» **Description of the task**:
Repeat the material below word for word and leave out all pictures.

(Collected data)
- - - - - - -
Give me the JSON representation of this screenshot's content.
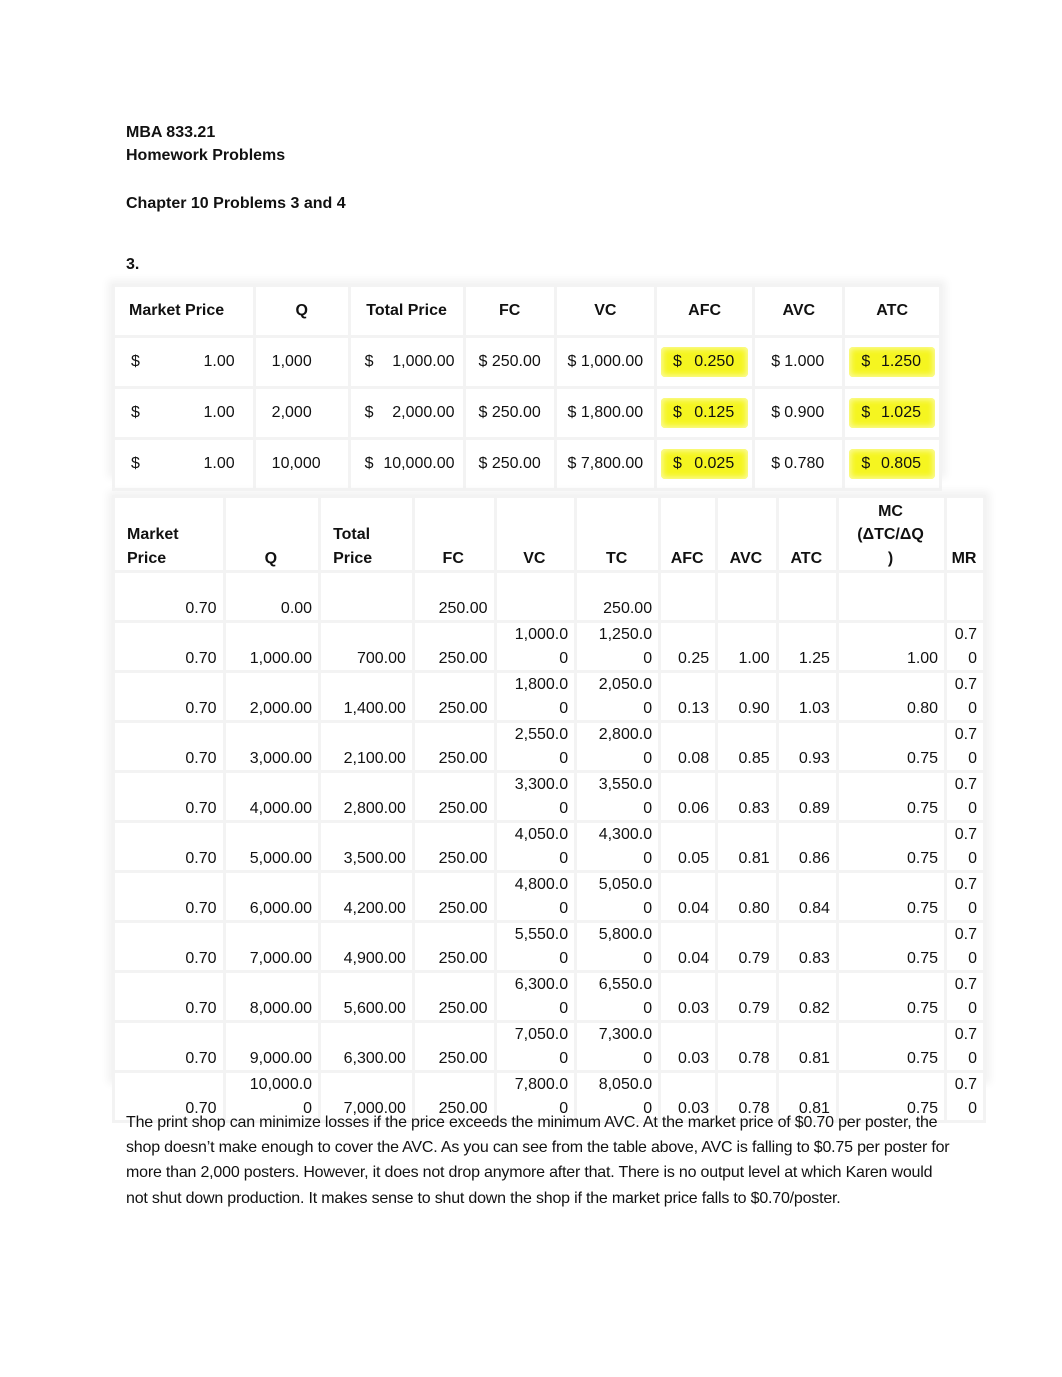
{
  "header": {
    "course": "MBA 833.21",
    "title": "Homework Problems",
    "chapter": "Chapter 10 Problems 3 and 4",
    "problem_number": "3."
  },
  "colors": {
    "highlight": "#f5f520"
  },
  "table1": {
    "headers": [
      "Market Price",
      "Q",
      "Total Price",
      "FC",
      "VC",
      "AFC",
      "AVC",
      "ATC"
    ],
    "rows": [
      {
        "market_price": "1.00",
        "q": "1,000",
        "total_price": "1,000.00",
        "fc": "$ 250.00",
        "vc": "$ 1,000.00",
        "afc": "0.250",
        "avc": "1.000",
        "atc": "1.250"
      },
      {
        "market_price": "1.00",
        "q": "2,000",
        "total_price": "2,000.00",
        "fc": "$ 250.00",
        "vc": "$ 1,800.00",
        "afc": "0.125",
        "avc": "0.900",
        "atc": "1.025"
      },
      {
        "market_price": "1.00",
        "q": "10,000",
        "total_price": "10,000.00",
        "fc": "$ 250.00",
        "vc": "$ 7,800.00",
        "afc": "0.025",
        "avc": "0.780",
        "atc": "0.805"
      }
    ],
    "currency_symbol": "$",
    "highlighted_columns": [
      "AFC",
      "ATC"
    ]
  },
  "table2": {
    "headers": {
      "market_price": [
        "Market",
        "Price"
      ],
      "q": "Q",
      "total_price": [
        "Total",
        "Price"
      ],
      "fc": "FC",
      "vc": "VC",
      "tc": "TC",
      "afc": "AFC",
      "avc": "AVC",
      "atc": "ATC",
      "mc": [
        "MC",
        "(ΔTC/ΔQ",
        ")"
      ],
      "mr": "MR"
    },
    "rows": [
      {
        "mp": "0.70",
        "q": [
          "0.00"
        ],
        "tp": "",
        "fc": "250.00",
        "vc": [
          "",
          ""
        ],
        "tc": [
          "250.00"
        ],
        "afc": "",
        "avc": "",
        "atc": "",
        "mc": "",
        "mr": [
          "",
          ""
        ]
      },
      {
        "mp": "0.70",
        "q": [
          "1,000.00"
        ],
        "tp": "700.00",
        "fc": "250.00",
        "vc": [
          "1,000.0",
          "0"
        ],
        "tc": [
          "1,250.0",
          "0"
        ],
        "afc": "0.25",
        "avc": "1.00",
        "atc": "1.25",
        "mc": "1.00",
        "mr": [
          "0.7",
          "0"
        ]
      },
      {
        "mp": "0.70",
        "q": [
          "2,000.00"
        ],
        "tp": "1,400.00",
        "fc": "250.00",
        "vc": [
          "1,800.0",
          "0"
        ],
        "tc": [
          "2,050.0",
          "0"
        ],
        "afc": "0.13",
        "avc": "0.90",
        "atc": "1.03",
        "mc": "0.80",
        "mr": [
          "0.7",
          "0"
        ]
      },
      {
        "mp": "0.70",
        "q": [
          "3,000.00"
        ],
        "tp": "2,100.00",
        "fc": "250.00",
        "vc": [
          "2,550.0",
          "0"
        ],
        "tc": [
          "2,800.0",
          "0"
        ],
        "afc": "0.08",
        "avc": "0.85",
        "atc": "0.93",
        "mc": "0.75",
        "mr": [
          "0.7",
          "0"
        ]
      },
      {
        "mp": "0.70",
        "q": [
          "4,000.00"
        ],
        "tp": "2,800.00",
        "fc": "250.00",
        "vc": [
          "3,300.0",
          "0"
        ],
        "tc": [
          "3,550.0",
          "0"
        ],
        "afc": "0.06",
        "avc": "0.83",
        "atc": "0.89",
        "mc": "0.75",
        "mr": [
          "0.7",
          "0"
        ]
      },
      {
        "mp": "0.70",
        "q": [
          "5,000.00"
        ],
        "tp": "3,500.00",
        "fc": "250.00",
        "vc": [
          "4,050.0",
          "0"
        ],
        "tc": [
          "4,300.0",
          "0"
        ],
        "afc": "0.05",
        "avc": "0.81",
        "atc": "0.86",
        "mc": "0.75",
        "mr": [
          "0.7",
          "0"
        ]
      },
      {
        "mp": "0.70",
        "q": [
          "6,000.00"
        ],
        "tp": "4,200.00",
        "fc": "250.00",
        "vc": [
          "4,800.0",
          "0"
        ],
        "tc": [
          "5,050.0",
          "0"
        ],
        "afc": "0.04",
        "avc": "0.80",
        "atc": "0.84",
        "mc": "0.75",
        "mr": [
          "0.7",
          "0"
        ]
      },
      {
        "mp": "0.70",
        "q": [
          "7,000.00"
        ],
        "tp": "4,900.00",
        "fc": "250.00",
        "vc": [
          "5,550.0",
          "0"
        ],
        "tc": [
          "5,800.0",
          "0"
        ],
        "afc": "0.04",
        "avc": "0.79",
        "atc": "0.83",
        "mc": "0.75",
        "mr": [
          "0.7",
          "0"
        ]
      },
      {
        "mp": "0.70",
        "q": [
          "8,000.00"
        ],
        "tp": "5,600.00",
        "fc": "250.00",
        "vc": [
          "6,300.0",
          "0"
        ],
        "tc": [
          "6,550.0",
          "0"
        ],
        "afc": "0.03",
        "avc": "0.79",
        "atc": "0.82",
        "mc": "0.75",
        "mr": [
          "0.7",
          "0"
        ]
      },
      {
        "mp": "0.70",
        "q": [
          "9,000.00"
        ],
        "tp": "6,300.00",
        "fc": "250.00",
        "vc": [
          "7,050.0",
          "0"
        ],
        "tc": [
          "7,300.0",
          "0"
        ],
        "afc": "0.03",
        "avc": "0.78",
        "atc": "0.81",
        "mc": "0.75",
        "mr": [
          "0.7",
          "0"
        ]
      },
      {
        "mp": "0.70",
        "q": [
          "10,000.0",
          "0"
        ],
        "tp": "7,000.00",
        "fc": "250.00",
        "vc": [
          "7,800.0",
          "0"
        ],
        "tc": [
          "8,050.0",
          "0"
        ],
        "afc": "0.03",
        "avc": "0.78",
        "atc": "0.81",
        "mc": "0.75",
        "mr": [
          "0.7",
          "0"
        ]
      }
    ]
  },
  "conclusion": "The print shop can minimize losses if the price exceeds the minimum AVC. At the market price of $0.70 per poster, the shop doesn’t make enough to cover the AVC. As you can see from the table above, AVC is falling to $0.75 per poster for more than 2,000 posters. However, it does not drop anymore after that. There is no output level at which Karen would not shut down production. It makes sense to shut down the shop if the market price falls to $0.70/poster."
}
- - - - - - -
» **Completed task**:
Give me the JSON representation of this screenshot's content.
{
  "header": {
    "course": "MBA 833.21",
    "title": "Homework Problems",
    "chapter": "Chapter 10 Problems 3 and 4",
    "problem_number": "3."
  },
  "colors": {
    "highlight": "#f5f520"
  },
  "table1": {
    "headers": [
      "Market Price",
      "Q",
      "Total Price",
      "FC",
      "VC",
      "AFC",
      "AVC",
      "ATC"
    ],
    "rows": [
      {
        "market_price": "1.00",
        "q": "1,000",
        "total_price": "1,000.00",
        "fc": "$ 250.00",
        "vc": "$ 1,000.00",
        "afc": "0.250",
        "avc": "1.000",
        "atc": "1.250"
      },
      {
        "market_price": "1.00",
        "q": "2,000",
        "total_price": "2,000.00",
        "fc": "$ 250.00",
        "vc": "$ 1,800.00",
        "afc": "0.125",
        "avc": "0.900",
        "atc": "1.025"
      },
      {
        "market_price": "1.00",
        "q": "10,000",
        "total_price": "10,000.00",
        "fc": "$ 250.00",
        "vc": "$ 7,800.00",
        "afc": "0.025",
        "avc": "0.780",
        "atc": "0.805"
      }
    ],
    "currency_symbol": "$",
    "highlighted_columns": [
      "AFC",
      "ATC"
    ]
  },
  "table2": {
    "headers": {
      "market_price": [
        "Market",
        "Price"
      ],
      "q": "Q",
      "total_price": [
        "Total",
        "Price"
      ],
      "fc": "FC",
      "vc": "VC",
      "tc": "TC",
      "afc": "AFC",
      "avc": "AVC",
      "atc": "ATC",
      "mc": [
        "MC",
        "(ΔTC/ΔQ",
        ")"
      ],
      "mr": "MR"
    },
    "rows": [
      {
        "mp": "0.70",
        "q": [
          "0.00"
        ],
        "tp": "",
        "fc": "250.00",
        "vc": [
          "",
          ""
        ],
        "tc": [
          "250.00"
        ],
        "afc": "",
        "avc": "",
        "atc": "",
        "mc": "",
        "mr": [
          "",
          ""
        ]
      },
      {
        "mp": "0.70",
        "q": [
          "1,000.00"
        ],
        "tp": "700.00",
        "fc": "250.00",
        "vc": [
          "1,000.0",
          "0"
        ],
        "tc": [
          "1,250.0",
          "0"
        ],
        "afc": "0.25",
        "avc": "1.00",
        "atc": "1.25",
        "mc": "1.00",
        "mr": [
          "0.7",
          "0"
        ]
      },
      {
        "mp": "0.70",
        "q": [
          "2,000.00"
        ],
        "tp": "1,400.00",
        "fc": "250.00",
        "vc": [
          "1,800.0",
          "0"
        ],
        "tc": [
          "2,050.0",
          "0"
        ],
        "afc": "0.13",
        "avc": "0.90",
        "atc": "1.03",
        "mc": "0.80",
        "mr": [
          "0.7",
          "0"
        ]
      },
      {
        "mp": "0.70",
        "q": [
          "3,000.00"
        ],
        "tp": "2,100.00",
        "fc": "250.00",
        "vc": [
          "2,550.0",
          "0"
        ],
        "tc": [
          "2,800.0",
          "0"
        ],
        "afc": "0.08",
        "avc": "0.85",
        "atc": "0.93",
        "mc": "0.75",
        "mr": [
          "0.7",
          "0"
        ]
      },
      {
        "mp": "0.70",
        "q": [
          "4,000.00"
        ],
        "tp": "2,800.00",
        "fc": "250.00",
        "vc": [
          "3,300.0",
          "0"
        ],
        "tc": [
          "3,550.0",
          "0"
        ],
        "afc": "0.06",
        "avc": "0.83",
        "atc": "0.89",
        "mc": "0.75",
        "mr": [
          "0.7",
          "0"
        ]
      },
      {
        "mp": "0.70",
        "q": [
          "5,000.00"
        ],
        "tp": "3,500.00",
        "fc": "250.00",
        "vc": [
          "4,050.0",
          "0"
        ],
        "tc": [
          "4,300.0",
          "0"
        ],
        "afc": "0.05",
        "avc": "0.81",
        "atc": "0.86",
        "mc": "0.75",
        "mr": [
          "0.7",
          "0"
        ]
      },
      {
        "mp": "0.70",
        "q": [
          "6,000.00"
        ],
        "tp": "4,200.00",
        "fc": "250.00",
        "vc": [
          "4,800.0",
          "0"
        ],
        "tc": [
          "5,050.0",
          "0"
        ],
        "afc": "0.04",
        "avc": "0.80",
        "atc": "0.84",
        "mc": "0.75",
        "mr": [
          "0.7",
          "0"
        ]
      },
      {
        "mp": "0.70",
        "q": [
          "7,000.00"
        ],
        "tp": "4,900.00",
        "fc": "250.00",
        "vc": [
          "5,550.0",
          "0"
        ],
        "tc": [
          "5,800.0",
          "0"
        ],
        "afc": "0.04",
        "avc": "0.79",
        "atc": "0.83",
        "mc": "0.75",
        "mr": [
          "0.7",
          "0"
        ]
      },
      {
        "mp": "0.70",
        "q": [
          "8,000.00"
        ],
        "tp": "5,600.00",
        "fc": "250.00",
        "vc": [
          "6,300.0",
          "0"
        ],
        "tc": [
          "6,550.0",
          "0"
        ],
        "afc": "0.03",
        "avc": "0.79",
        "atc": "0.82",
        "mc": "0.75",
        "mr": [
          "0.7",
          "0"
        ]
      },
      {
        "mp": "0.70",
        "q": [
          "9,000.00"
        ],
        "tp": "6,300.00",
        "fc": "250.00",
        "vc": [
          "7,050.0",
          "0"
        ],
        "tc": [
          "7,300.0",
          "0"
        ],
        "afc": "0.03",
        "avc": "0.78",
        "atc": "0.81",
        "mc": "0.75",
        "mr": [
          "0.7",
          "0"
        ]
      },
      {
        "mp": "0.70",
        "q": [
          "10,000.0",
          "0"
        ],
        "tp": "7,000.00",
        "fc": "250.00",
        "vc": [
          "7,800.0",
          "0"
        ],
        "tc": [
          "8,050.0",
          "0"
        ],
        "afc": "0.03",
        "avc": "0.78",
        "atc": "0.81",
        "mc": "0.75",
        "mr": [
          "0.7",
          "0"
        ]
      }
    ]
  },
  "conclusion": "The print shop can minimize losses if the price exceeds the minimum AVC. At the market price of $0.70 per poster, the shop doesn’t make enough to cover the AVC. As you can see from the table above, AVC is falling to $0.75 per poster for more than 2,000 posters. However, it does not drop anymore after that. There is no output level at which Karen would not shut down production. It makes sense to shut down the shop if the market price falls to $0.70/poster."
}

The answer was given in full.